== Provided records

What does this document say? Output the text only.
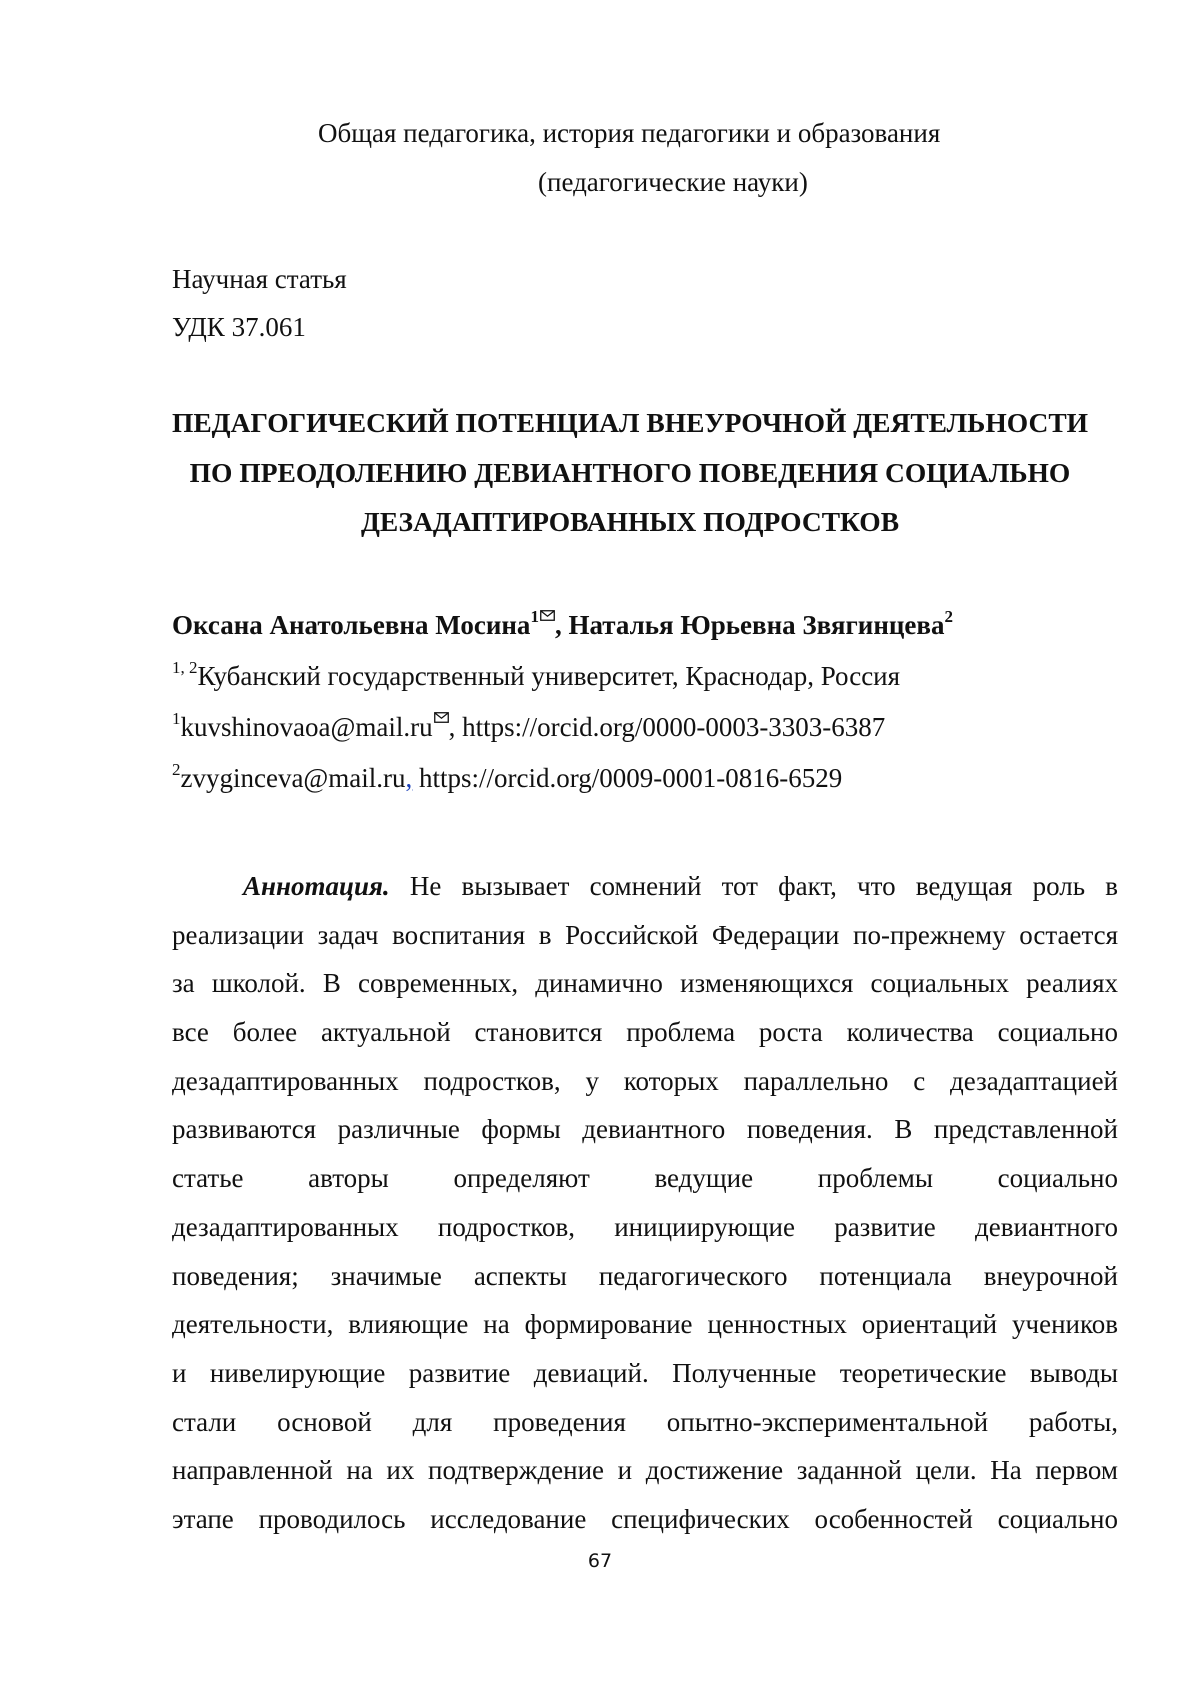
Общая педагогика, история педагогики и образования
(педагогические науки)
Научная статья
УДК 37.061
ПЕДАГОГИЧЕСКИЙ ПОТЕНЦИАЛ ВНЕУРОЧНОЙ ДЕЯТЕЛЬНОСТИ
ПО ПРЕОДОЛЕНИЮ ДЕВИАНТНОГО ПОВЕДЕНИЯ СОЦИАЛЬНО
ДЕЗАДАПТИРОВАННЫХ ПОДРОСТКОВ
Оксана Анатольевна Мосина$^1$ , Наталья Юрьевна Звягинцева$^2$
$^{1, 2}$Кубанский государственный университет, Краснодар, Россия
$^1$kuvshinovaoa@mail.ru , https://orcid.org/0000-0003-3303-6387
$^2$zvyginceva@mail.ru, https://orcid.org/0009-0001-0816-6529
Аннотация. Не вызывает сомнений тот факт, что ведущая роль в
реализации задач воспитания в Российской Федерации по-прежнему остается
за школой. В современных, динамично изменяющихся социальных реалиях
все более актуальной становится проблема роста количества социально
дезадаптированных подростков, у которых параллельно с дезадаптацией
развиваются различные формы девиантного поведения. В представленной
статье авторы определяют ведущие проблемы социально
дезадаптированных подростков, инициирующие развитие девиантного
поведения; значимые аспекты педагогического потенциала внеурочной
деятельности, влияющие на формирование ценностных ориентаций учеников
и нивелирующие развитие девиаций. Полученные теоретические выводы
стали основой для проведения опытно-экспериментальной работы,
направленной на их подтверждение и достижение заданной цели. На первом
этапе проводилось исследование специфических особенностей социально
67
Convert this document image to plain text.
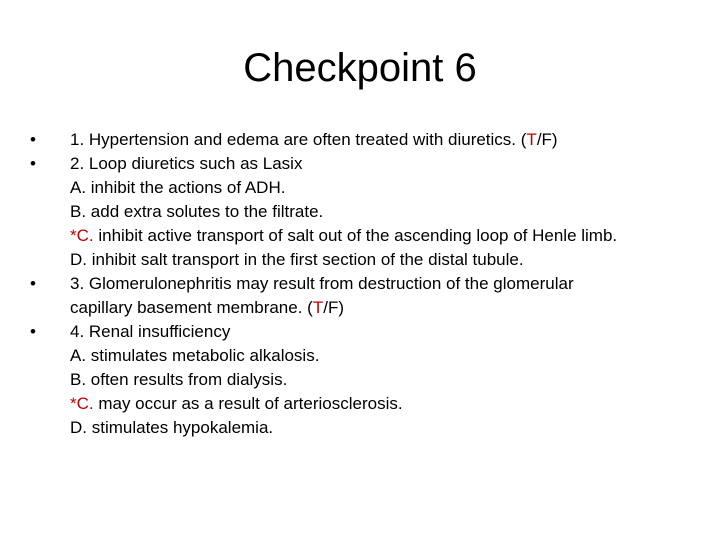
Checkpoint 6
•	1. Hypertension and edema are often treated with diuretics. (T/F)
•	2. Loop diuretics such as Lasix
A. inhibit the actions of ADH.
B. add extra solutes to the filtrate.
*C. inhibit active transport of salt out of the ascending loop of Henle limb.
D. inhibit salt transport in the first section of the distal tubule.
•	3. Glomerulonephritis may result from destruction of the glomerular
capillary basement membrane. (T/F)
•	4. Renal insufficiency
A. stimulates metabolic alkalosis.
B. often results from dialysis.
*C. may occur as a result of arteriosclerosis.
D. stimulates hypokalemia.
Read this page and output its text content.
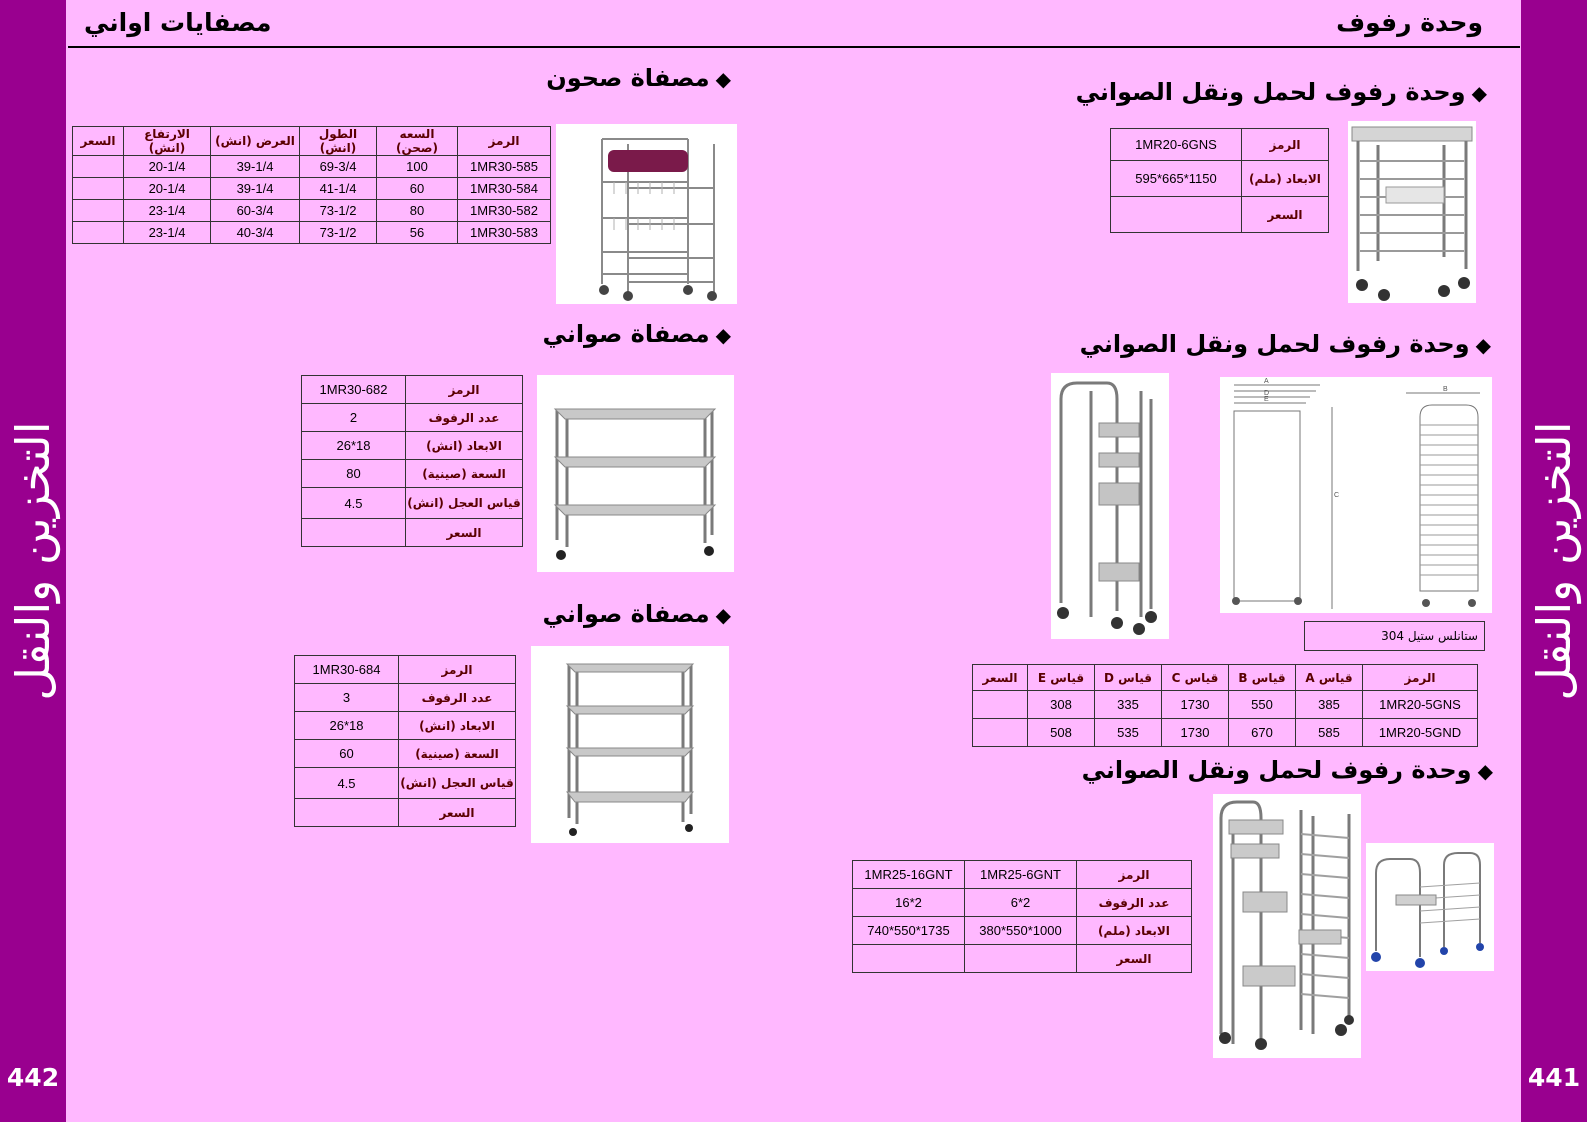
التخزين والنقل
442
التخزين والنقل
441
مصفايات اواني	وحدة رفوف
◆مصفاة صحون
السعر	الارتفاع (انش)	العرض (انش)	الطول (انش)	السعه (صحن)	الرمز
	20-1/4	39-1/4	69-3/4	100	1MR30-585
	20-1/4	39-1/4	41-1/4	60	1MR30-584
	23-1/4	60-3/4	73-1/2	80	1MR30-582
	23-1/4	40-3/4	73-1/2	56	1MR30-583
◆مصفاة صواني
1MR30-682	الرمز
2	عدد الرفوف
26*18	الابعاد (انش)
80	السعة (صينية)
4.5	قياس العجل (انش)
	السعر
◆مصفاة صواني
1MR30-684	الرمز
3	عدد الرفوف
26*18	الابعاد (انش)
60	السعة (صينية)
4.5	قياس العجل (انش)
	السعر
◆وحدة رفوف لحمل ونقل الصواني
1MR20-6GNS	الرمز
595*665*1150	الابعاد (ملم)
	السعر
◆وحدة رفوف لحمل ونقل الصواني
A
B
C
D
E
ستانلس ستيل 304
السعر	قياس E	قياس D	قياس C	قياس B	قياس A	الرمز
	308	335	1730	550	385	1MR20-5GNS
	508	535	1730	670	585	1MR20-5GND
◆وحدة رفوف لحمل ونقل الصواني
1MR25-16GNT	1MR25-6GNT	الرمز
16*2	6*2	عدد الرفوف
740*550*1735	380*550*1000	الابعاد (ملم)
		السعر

====

--- Directive ---
Report the count of lines in the entries that contain the string "https", and nothing besides it.

--- The completed task ---
2